Problem requirements
In the entries below, count the lines holding "والتحصيل". Reply with the number only.

Data
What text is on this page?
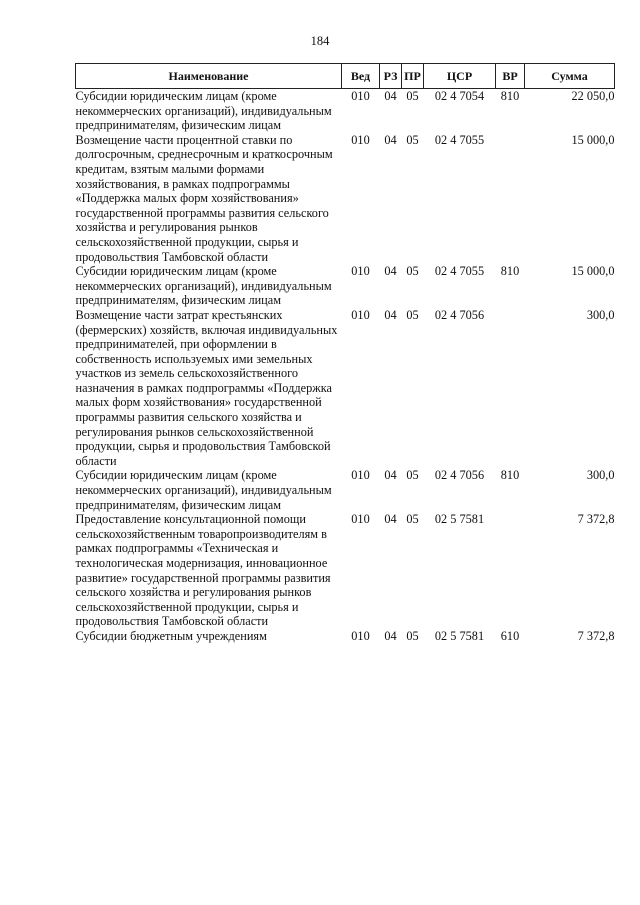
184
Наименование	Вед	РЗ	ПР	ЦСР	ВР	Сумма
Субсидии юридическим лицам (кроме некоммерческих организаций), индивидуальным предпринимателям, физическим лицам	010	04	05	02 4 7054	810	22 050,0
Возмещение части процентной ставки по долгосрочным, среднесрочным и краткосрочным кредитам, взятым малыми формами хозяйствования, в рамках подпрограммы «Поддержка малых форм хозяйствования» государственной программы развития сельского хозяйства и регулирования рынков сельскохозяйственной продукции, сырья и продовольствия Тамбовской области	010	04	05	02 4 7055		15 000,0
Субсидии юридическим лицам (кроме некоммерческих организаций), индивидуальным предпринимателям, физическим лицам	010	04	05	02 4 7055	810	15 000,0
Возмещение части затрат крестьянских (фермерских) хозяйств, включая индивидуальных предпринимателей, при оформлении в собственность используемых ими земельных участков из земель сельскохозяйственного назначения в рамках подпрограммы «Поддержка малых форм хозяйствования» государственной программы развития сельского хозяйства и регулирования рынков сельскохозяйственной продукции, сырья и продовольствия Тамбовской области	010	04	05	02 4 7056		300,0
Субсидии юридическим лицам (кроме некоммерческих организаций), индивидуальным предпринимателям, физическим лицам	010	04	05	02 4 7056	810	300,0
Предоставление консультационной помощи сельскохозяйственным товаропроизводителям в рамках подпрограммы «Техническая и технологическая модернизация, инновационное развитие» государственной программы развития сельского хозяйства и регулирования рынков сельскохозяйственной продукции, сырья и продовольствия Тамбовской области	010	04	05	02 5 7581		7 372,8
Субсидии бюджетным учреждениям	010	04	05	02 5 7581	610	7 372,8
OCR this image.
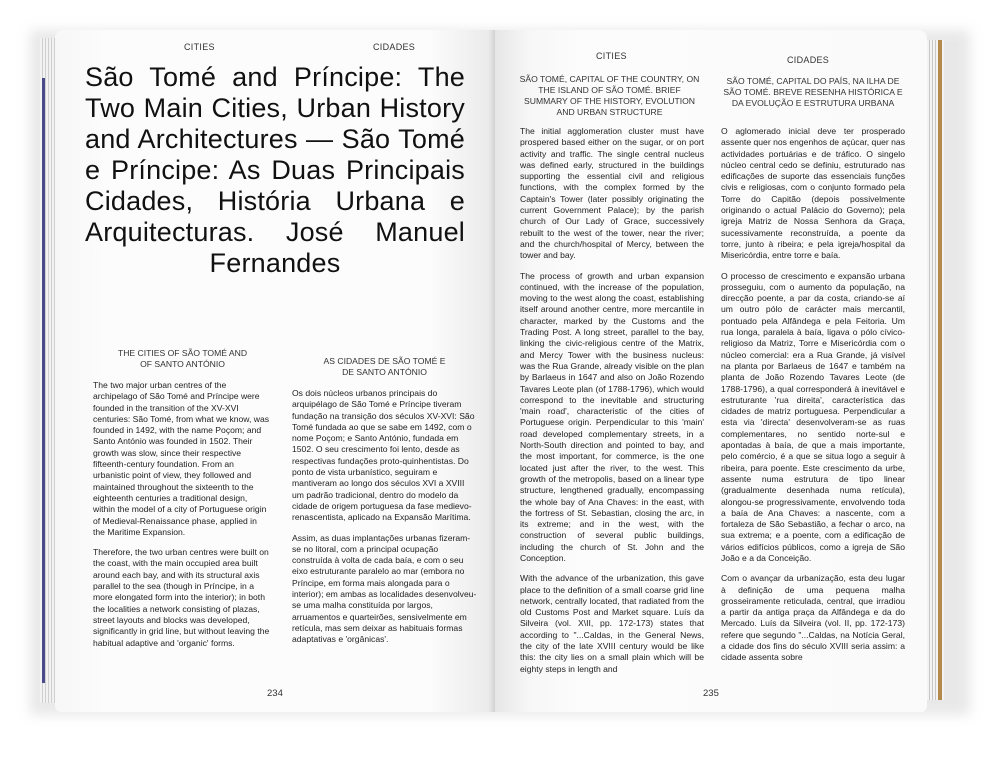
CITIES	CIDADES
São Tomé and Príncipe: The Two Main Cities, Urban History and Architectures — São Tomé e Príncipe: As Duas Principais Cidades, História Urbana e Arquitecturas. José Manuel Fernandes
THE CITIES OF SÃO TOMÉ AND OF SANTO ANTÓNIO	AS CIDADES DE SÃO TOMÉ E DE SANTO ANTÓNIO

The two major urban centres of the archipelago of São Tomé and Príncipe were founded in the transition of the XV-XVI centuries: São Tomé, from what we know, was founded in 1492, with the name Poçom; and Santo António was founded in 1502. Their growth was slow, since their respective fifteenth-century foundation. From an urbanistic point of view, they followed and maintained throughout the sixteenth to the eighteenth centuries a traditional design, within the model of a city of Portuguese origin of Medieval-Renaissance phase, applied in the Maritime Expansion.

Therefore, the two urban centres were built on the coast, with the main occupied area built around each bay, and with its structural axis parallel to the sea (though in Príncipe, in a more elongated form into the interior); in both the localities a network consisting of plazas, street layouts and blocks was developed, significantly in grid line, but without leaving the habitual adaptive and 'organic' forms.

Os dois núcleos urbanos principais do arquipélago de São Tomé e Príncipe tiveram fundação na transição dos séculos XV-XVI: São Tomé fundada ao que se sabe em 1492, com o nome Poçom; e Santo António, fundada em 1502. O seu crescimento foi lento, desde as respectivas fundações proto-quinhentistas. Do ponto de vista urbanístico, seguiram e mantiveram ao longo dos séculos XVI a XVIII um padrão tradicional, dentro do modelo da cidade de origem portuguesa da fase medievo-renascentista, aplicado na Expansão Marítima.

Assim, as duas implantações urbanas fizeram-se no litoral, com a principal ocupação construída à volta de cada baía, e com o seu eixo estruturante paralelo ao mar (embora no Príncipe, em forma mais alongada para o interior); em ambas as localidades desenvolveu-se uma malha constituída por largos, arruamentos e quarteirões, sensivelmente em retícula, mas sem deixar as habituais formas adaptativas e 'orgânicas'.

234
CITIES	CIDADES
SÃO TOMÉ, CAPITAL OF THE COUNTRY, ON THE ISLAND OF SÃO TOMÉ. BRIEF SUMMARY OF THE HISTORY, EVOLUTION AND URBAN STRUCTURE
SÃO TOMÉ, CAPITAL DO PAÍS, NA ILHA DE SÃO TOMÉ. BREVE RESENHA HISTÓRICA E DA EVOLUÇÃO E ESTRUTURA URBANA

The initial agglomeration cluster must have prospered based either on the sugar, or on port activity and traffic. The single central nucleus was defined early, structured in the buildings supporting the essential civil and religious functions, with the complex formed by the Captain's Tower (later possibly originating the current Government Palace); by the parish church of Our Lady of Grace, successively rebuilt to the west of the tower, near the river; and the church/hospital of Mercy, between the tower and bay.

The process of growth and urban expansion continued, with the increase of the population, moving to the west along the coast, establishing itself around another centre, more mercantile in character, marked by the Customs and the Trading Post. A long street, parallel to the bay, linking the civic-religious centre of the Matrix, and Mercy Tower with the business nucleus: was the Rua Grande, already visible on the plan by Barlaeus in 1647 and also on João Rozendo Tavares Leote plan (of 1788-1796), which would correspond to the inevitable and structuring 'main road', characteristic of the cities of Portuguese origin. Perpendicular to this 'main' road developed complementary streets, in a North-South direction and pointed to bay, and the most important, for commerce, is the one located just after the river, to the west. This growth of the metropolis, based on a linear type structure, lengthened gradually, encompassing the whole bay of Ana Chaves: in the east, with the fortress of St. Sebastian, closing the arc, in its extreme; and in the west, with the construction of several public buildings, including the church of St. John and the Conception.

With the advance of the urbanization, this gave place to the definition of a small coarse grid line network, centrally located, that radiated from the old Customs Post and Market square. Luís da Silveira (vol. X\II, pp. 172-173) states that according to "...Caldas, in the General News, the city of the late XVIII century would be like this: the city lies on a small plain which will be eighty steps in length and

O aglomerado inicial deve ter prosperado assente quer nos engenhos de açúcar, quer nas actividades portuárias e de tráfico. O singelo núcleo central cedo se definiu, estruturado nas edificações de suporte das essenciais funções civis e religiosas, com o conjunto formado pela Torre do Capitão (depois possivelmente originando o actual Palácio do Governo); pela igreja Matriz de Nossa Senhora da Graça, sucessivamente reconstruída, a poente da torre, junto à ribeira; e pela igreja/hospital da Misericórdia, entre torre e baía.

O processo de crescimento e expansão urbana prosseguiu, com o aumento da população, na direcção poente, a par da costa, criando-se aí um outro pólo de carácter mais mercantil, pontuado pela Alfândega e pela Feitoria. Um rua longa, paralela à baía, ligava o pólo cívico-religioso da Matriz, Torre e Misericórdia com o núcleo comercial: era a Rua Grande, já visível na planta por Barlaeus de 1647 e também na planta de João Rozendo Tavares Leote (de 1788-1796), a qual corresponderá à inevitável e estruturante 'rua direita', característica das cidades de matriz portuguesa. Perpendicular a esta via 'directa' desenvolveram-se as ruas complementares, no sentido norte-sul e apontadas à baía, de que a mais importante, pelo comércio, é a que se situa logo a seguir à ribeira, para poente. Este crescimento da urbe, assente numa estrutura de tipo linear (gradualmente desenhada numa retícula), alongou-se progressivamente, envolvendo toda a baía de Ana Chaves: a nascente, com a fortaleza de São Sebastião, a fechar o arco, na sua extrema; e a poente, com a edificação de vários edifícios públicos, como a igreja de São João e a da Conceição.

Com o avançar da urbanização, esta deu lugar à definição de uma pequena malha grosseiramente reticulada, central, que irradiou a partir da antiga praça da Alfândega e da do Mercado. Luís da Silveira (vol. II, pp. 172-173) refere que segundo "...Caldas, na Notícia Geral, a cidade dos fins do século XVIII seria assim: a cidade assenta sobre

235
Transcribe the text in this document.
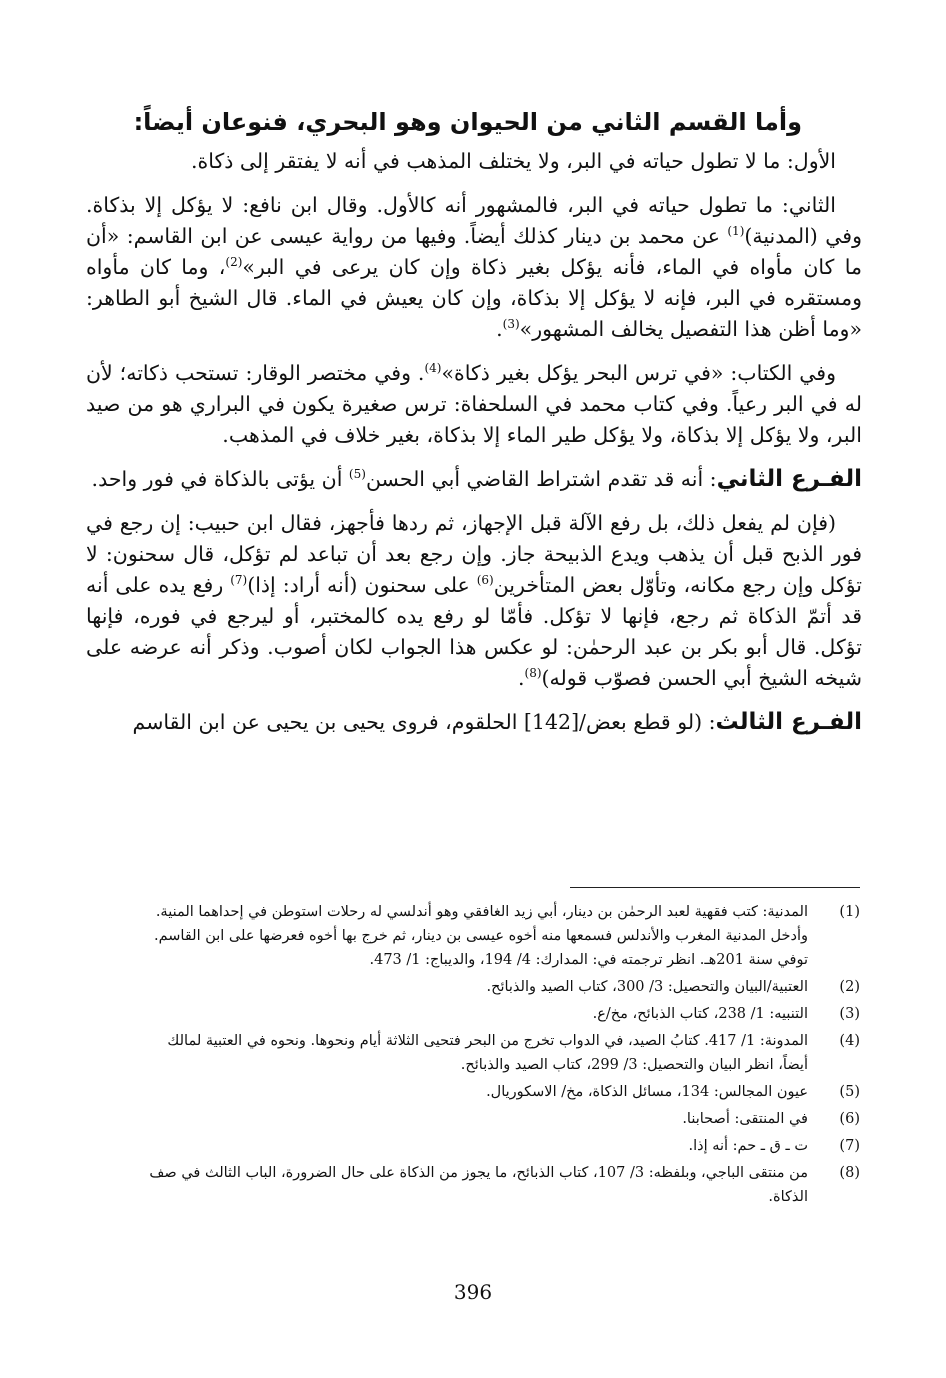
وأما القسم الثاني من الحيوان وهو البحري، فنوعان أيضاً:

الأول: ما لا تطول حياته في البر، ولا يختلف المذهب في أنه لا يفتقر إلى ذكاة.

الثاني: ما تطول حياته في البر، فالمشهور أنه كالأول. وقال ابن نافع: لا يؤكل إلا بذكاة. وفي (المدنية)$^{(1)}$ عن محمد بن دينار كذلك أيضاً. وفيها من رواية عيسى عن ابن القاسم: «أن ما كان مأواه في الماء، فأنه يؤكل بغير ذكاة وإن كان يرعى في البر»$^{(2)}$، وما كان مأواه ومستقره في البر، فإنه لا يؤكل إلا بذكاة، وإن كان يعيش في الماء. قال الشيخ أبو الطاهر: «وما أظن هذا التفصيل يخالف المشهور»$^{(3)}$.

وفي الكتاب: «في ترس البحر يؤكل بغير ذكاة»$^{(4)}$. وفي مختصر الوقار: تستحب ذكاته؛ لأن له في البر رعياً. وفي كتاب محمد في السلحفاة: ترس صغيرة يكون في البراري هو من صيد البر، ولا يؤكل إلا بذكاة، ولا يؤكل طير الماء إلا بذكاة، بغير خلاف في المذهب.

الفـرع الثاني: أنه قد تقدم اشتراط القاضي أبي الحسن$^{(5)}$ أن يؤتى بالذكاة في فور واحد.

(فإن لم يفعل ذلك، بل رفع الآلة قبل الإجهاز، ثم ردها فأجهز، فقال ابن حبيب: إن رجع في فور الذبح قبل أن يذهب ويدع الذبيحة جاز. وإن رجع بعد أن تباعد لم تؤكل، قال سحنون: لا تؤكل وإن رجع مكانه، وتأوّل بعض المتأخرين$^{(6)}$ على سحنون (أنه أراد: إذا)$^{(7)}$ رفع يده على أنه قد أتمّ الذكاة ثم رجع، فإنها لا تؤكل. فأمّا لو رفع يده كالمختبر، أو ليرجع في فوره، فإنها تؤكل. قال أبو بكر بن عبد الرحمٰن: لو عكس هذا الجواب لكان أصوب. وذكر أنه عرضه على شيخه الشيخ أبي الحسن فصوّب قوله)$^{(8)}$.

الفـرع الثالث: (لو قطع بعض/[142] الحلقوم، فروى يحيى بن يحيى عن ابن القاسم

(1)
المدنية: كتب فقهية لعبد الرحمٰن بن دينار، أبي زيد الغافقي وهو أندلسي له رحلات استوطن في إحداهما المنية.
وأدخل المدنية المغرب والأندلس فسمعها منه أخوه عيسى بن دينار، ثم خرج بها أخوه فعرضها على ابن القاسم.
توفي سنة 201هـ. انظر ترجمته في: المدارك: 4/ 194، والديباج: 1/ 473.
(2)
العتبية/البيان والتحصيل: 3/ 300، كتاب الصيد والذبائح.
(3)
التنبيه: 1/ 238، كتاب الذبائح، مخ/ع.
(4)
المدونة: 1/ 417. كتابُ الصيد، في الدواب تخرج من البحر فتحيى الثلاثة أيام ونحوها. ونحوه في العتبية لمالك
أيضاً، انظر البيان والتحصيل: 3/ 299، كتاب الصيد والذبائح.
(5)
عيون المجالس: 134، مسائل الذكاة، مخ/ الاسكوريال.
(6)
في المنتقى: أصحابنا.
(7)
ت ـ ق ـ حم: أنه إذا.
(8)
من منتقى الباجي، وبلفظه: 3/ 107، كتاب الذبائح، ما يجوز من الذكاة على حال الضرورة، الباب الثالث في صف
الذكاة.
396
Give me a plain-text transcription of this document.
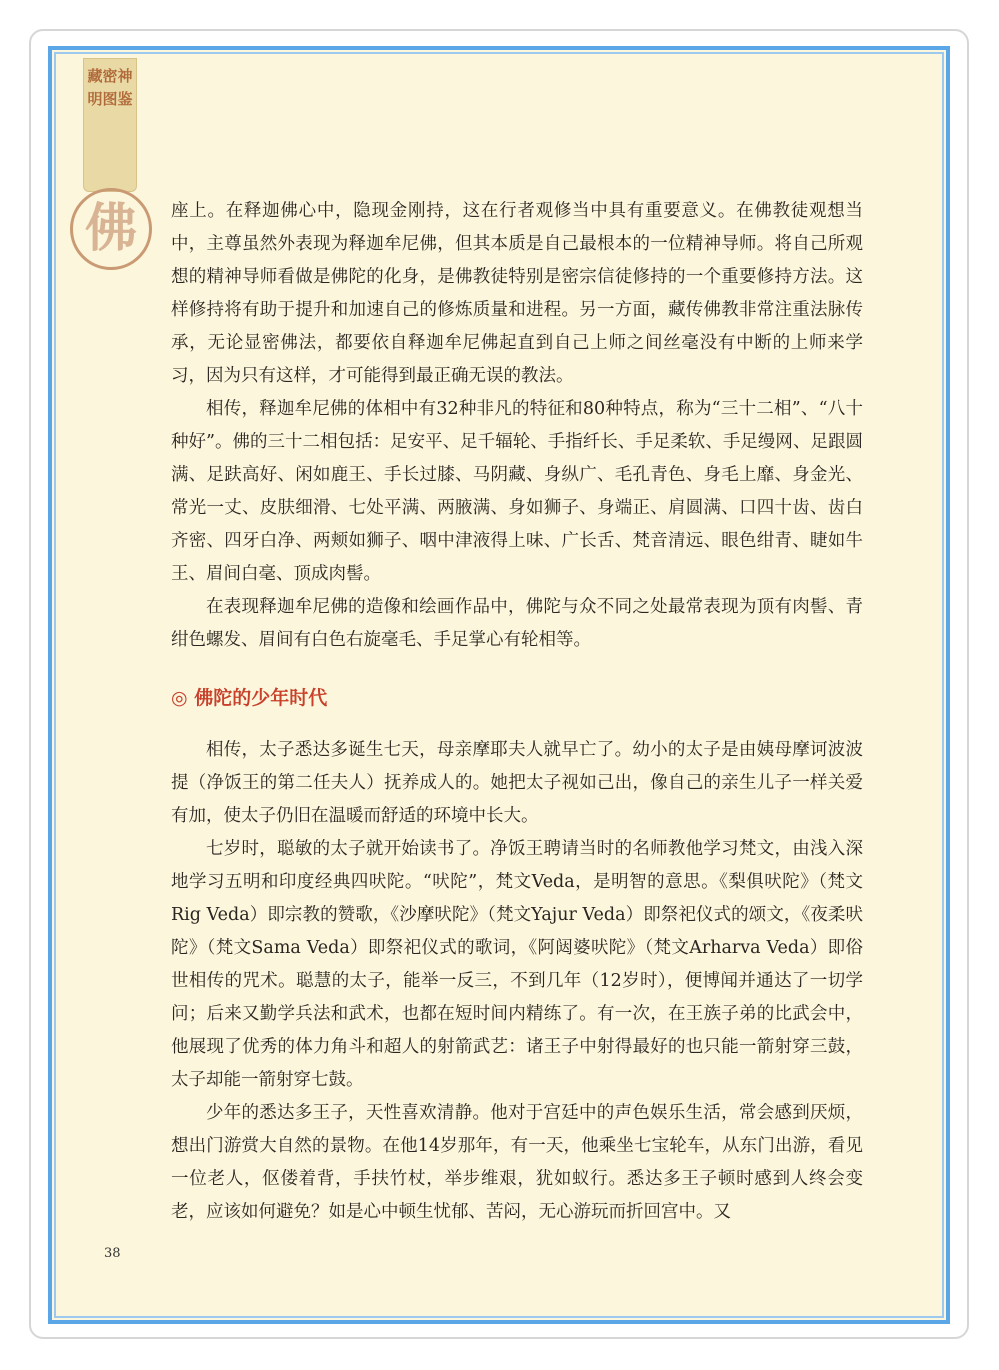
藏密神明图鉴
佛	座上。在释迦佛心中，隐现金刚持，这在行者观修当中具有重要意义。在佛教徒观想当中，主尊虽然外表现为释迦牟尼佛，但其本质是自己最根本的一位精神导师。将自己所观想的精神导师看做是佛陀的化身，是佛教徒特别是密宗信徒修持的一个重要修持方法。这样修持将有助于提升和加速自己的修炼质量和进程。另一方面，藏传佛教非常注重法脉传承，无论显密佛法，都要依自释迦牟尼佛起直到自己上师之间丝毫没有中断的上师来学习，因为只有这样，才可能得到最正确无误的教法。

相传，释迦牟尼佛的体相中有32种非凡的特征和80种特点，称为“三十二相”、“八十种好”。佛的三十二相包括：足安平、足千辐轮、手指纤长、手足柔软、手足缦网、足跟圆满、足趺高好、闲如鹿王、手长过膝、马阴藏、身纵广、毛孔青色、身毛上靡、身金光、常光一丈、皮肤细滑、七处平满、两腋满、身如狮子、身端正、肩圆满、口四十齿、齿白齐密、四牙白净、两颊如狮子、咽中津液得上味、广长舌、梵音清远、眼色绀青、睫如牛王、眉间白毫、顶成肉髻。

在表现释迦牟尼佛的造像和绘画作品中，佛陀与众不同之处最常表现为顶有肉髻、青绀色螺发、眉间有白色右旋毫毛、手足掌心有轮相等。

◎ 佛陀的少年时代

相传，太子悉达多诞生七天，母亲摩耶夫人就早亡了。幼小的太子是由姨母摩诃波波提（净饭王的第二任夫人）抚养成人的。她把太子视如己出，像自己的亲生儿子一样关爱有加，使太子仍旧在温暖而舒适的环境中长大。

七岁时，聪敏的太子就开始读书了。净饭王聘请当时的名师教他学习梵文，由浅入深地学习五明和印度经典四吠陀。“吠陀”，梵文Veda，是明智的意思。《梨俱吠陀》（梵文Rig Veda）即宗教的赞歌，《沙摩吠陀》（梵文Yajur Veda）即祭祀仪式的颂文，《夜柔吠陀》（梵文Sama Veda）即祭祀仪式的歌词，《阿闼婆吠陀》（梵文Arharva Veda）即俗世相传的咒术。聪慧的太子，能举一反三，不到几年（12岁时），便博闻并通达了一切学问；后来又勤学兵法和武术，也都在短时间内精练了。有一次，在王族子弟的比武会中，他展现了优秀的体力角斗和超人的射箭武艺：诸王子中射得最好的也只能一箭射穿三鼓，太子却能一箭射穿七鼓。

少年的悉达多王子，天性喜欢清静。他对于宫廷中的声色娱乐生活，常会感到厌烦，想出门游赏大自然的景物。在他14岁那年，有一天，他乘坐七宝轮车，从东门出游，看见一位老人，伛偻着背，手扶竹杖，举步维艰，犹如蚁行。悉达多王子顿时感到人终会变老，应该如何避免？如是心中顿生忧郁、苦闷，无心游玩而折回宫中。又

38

The result
2